--- BRIEF ---
Retype the complete listing exactly as it appears.

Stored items
^^^^
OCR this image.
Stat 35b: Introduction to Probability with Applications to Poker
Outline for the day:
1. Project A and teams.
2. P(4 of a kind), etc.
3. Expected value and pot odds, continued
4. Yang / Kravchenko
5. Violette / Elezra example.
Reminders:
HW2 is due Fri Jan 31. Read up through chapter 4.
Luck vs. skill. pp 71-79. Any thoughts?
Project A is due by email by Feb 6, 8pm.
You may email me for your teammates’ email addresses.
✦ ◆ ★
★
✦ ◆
^^^^
--- ANSWER IN FULL ---
OCR this image.
Stat 35b: Introduction to Probability with Applications to Poker
Outline for the day:
1. Project A and teams.
2. P(4 of a kind), etc.
3. Expected value and pot odds, continued
4. Yang / Kravchenko
5. Violette / Elezra example.
Reminders:
HW2 is due Fri Jan 31. Read up through chapter 4.
Luck vs. skill. pp 71-79. Any thoughts?
Project A is due by email by Feb 6, 8pm.
You may email me for your teammates’ email addresses.
✦ ◆ ★
★
✦ ◆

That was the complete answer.